■ **EXTRACT PROVIDED**
* * * * *

Speaking of cartoon dinosaurs.  Does anyone else remember Dinosaucers?  Dinosaurs that walked and talked like humans but could transform into their big dino selves?  That is another one I would like to have.

And for you original TMNT fans:
http://www.amazon.com/exec/obidos/t...1/103-6724776-0148663?v=glance&s=dvd&n=507846


----------



## Allanon (Feb 28, 2005)

Is there no love for the Dino-Riders here? Or the Bionix Six?


----------



## mmadsen (Feb 28, 2005)

Pirates of Darkwater came out in 1991 -- after my time, except that Cartoon Network had a marathon one night, and I ended up watching until the wee hours of the morning.

This show _must_ come out on DVD.

(And Thundarr too.  "Ariel, Ookla, ride!")


----------



## Brakkart (Feb 28, 2005)

* * * * *

■ **PROVIDED ENTRIES**
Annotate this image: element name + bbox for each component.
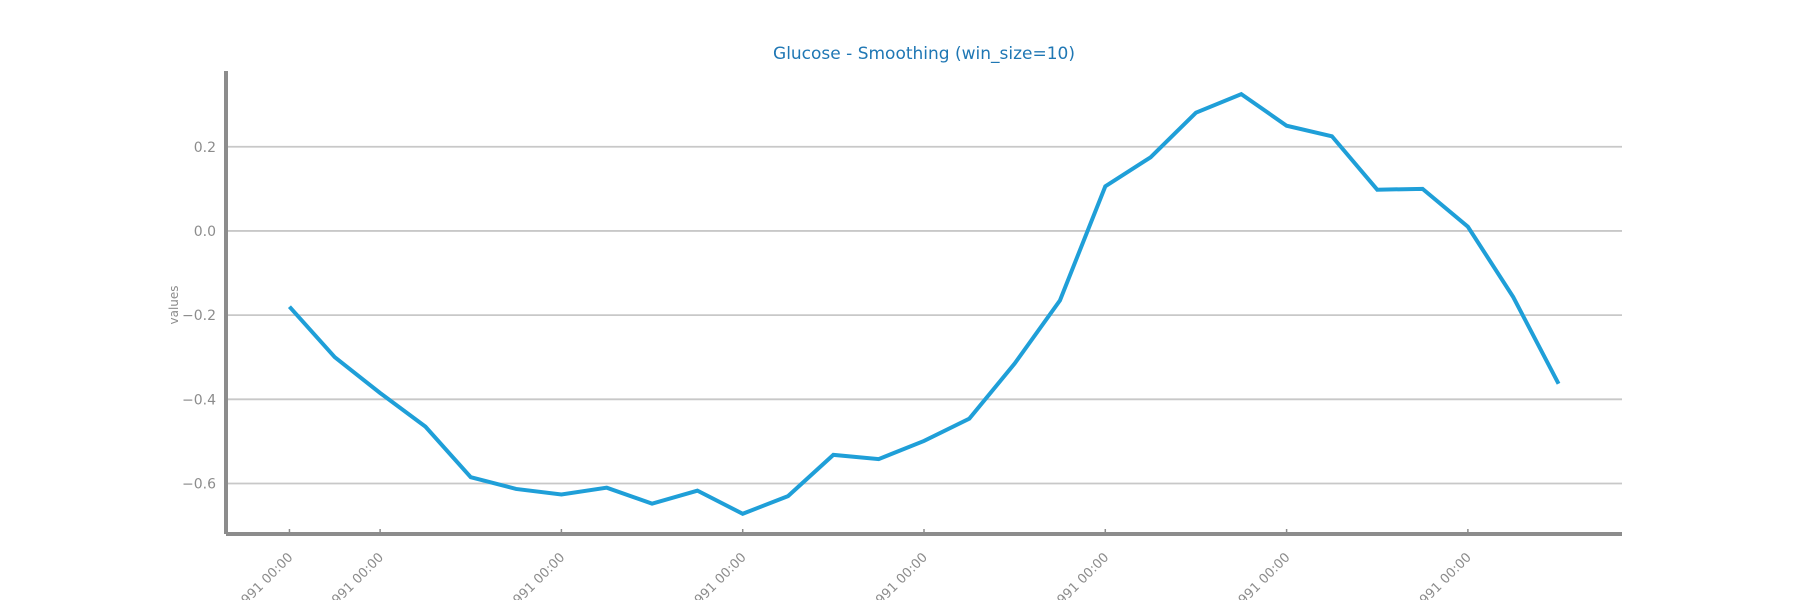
x-tick-label: …/1991 00:00: [1218, 550, 1294, 600]
ticks: −0.6 −0.4 −0.2 0.0 0.2 …/1991 00:00 …/1991 00:…: [182, 140, 1475, 600]
x-tick-label: …/1991 00:00: [1036, 550, 1112, 600]
x-tick-label: …/1991 00:00: [855, 550, 931, 600]
y-axis-label: values: [167, 285, 181, 324]
series-layer: [287, 91, 1561, 516]
x-tick-label: …/1991 00:00: [1399, 550, 1475, 600]
x-tick-label: …/1991 00:00: [311, 550, 387, 600]
y-tick-label: −0.4: [182, 392, 216, 408]
chart-title: Glucose - Smoothing (win_size=10): [773, 44, 1075, 64]
x-tick-label: …/1991 00:00: [493, 550, 569, 600]
grid-lines: [228, 145, 1622, 485]
y-tick-label: −0.6: [182, 476, 216, 492]
y-tick-label: 0.0: [194, 224, 216, 240]
series-line: [287, 91, 1561, 516]
x-tick-label: …/1991 00:00: [221, 550, 297, 600]
axes: [224, 71, 1622, 536]
y-tick-label: −0.2: [182, 308, 216, 324]
y-tick-label: 0.2: [194, 140, 216, 156]
x-tick-label: …/1991 00:00: [674, 550, 750, 600]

* * * * *

■ **CHALLENGES**
• 1. Substitute "y-axis-tick" for "y-tick-label" in the rows from the line holding "x-tick-label: …/1991 00:00: [1218, 550, 1294, 600]" through the end of the rows, inclusive, and write out those lines again with everything else unchanged.
• 2. Proceed with the forum thread about old cartoons, picking up after its final line.

■ **SOLVED TASKS**
• 1.
x-tick-label: …/1991 00:00: [1218, 550, 1294, 600]
ticks: −0.6 −0.4 −0.2 0.0 0.2 …/1991 00:00 …/1991 00:…: [182, 140, 1475, 600]
x-tick-label: …/1991 00:00: [1036, 550, 1112, 600]
x-tick-label: …/1991 00:00: [855, 550, 931, 600]
y-axis-label: values: [167, 285, 181, 324]
series-layer: [287, 91, 1561, 516]
x-tick-label: …/1991 00:00: [1399, 550, 1475, 600]
x-tick-label: …/1991 00:00: [311, 550, 387, 600]
y-axis-tick: −0.4: [182, 392, 216, 408]
chart-title: Glucose - Smoothing (win_size=10): [773, 44, 1075, 64]
x-tick-label: …/1991 00:00: [493, 550, 569, 600]
grid-lines: [228, 145, 1622, 485]
y-axis-tick: −0.6: [182, 476, 216, 492]
y-axis-tick: 0.0: [194, 224, 216, 240]
series-line: [287, 91, 1561, 516]
x-tick-label: …/1991 00:00: [221, 550, 297, 600]
axes: [224, 71, 1622, 536]
y-axis-tick: −0.2: [182, 308, 216, 324]
y-axis-tick: 0.2: [194, 140, 216, 156]
x-tick-label: …/1991 00:00: [674, 550, 750, 600]

• 2.
Green Knight said:
			
		

> I'm utterly SHOCKED and APPALLED that* Dungeons & Dragons *isn't on the list. If it were, I'd vote for it in a heartbeat. But since it's not, I'll have to vote for Exo-Squad, which if I remember right, came out in the 90's.




Ack, again I'm in the UK, you can buy the entire run of the D&D cartoon in a DVD boxset over here, or pick them up on individual 6 episode discs. Hence why it wasn't included in the poll.


----------



## Desdichado (Feb 28, 2005)

Another vote for Thundarr.  Best.  Apocalyptic.  Setting.  EVAR!!!!1!

Blow Gamma World away, IMO.


----------



## reveal (Feb 28, 2005)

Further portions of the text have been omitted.